▸ **EXERCISE AIM**: Print the listing that follows, character for character.

===== DATA ROWS

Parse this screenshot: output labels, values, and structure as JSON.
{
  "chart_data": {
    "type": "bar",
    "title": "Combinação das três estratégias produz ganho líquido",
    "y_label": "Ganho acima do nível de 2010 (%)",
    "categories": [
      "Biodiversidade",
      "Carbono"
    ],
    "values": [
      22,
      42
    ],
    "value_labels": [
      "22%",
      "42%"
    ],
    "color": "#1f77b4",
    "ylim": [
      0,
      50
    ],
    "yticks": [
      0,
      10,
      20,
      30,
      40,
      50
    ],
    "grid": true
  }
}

==========

▸ **SOLUTION TO THIS TASK**:
Parse this screenshot: output labels, values, and structure as JSON.
{
  "chart_data": {
    "type": "bar",
    "title": "Combinação das três estratégias produz ganho líquido",
    "y_label": "Ganho acima do nível de 2010 (%)",
    "categories": [
      "Biodiversidade",
      "Carbono"
    ],
    "values": [
      22,
      42
    ],
    "value_labels": [
      "22%",
      "42%"
    ],
    "color": "#1f77b4",
    "ylim": [
      0,
      50
    ],
    "yticks": [
      0,
      10,
      20,
      30,
      40,
      50
    ],
    "grid": true
  }
}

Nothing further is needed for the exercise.